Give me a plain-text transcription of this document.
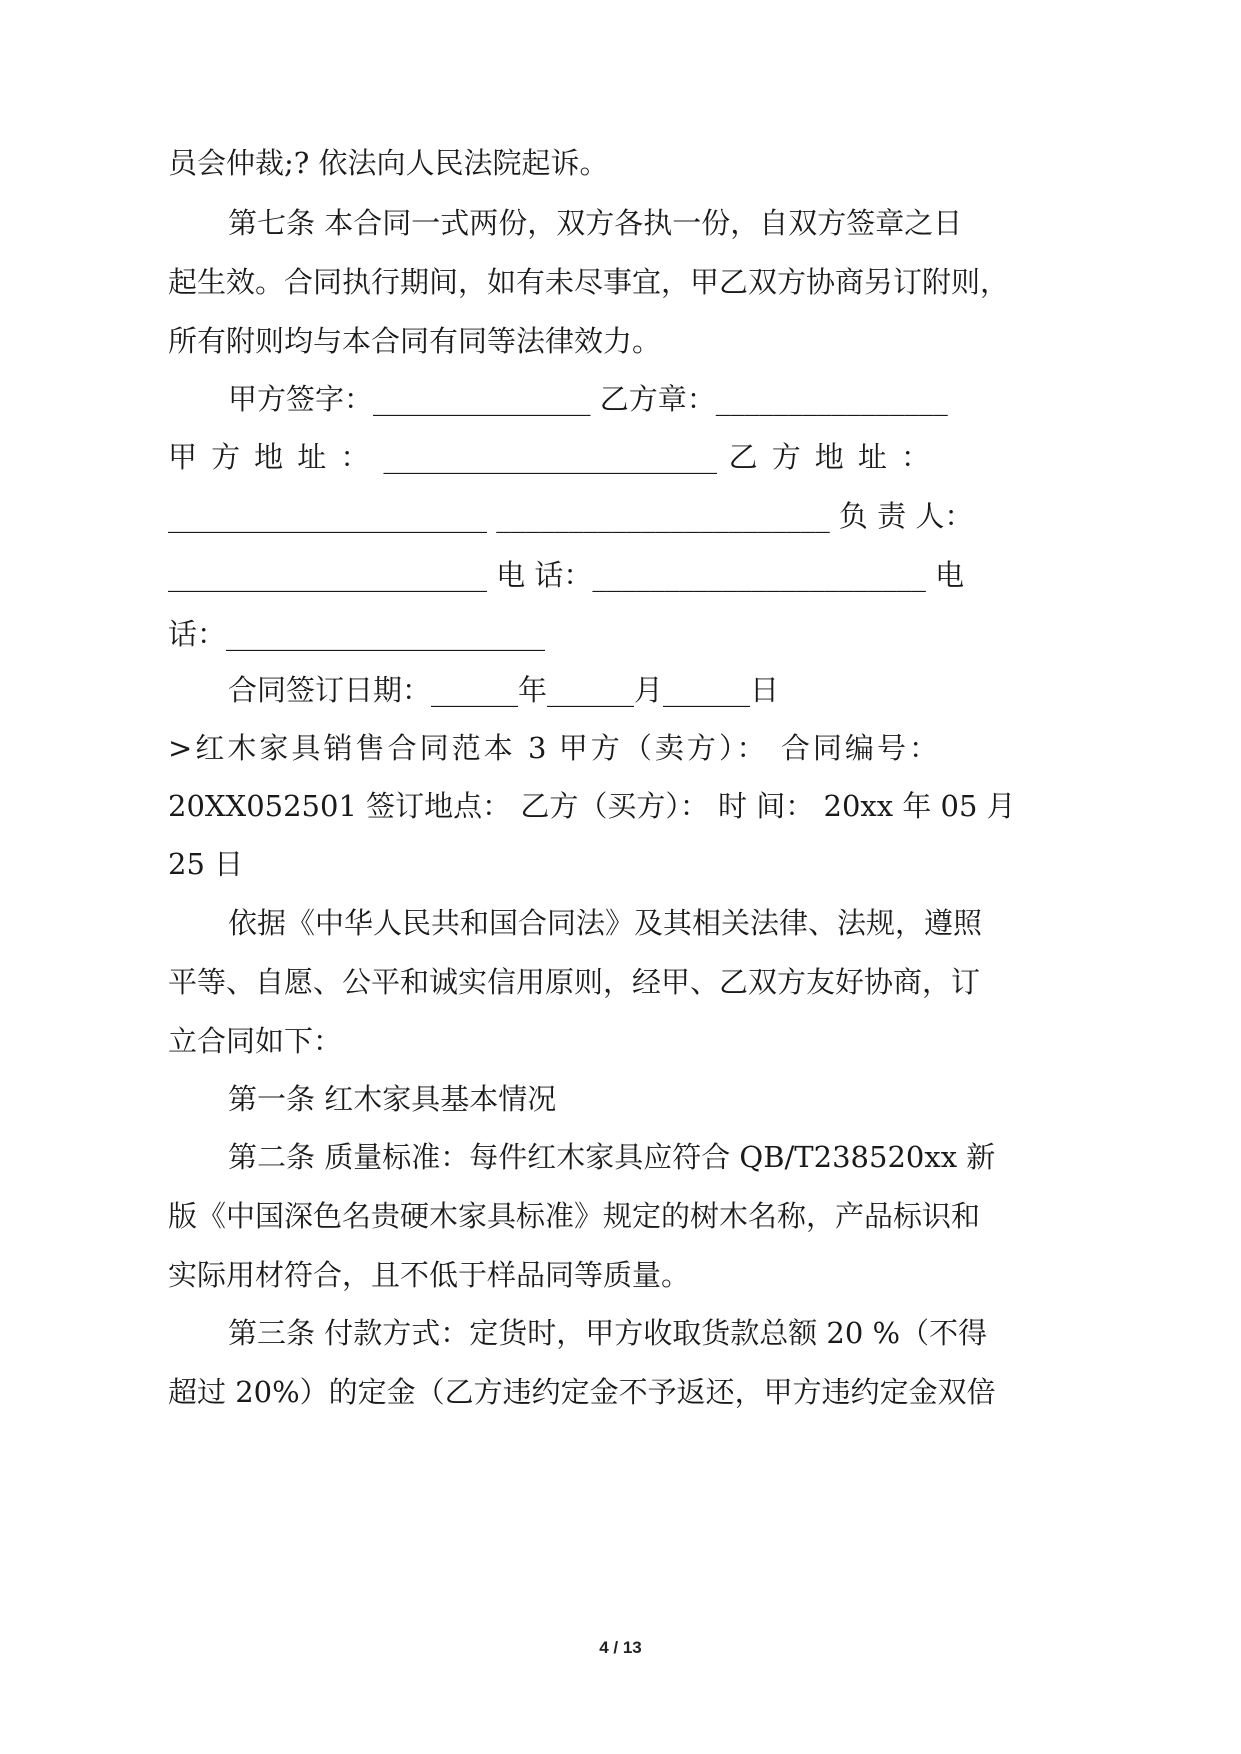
员会仲裁;? 依法向人民法院起诉。
第七条 本合同一式两份，双方各执一份，自双方签章之日
起生效。合同执行期间，如有未尽事宜，甲乙双方协商另订附则，
所有附则均与本合同有同等法律效力。
甲方签字：_______________ 乙方章：________________
甲 方 地 址 ： _______________________ 乙 方 地 址 ：
______________________ _______________________ 负 责 人：
______________________ 电 话：_______________________ 电
话：______________________
合同签订日期：______年______月______日
>红木家具销售合同范本 3 甲方（卖方）： 合同编号：
20XX052501 签订地点： 乙方（买方）： 时 间： 20xx 年 05 月
25 日
依据《中华人民共和国合同法》及其相关法律、法规，遵照
平等、自愿、公平和诚实信用原则，经甲、乙双方友好协商，订
立合同如下：
第一条 红木家具基本情况
第二条 质量标准：每件红木家具应符合 QB/T238520xx 新
版《中国深色名贵硬木家具标准》规定的树木名称，产品标识和
实际用材符合，且不低于样品同等质量。
第三条 付款方式：定货时，甲方收取货款总额 20 %（不得
超过 20%）的定金（乙方违约定金不予返还，甲方违约定金双倍
4 / 13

● ● ● ● ●

- **TASK TO CARRY OUT**: Please transcribe the material above exactly as written. Leave the pictures out.

- **SOLUTION TO THE EXERCISE**:
Give me a plain-text transcription of this document.
员会仲裁;? 依法向人民法院起诉。
第七条 本合同一式两份，双方各执一份，自双方签章之日
起生效。合同执行期间，如有未尽事宜，甲乙双方协商另订附则，
所有附则均与本合同有同等法律效力。
甲方签字：_______________ 乙方章：________________
甲 方 地 址 ： _______________________ 乙 方 地 址 ：
______________________ _______________________ 负 责 人：
______________________ 电 话：_______________________ 电
话：______________________
合同签订日期：______年______月______日
>红木家具销售合同范本 3 甲方（卖方）： 合同编号：
20XX052501 签订地点： 乙方（买方）： 时 间： 20xx 年 05 月
25 日
依据《中华人民共和国合同法》及其相关法律、法规，遵照
平等、自愿、公平和诚实信用原则，经甲、乙双方友好协商，订
立合同如下：
第一条 红木家具基本情况
第二条 质量标准：每件红木家具应符合 QB/T238520xx 新
版《中国深色名贵硬木家具标准》规定的树木名称，产品标识和
实际用材符合，且不低于样品同等质量。
第三条 付款方式：定货时，甲方收取货款总额 20 %（不得
超过 20%）的定金（乙方违约定金不予返还，甲方违约定金双倍
4 / 13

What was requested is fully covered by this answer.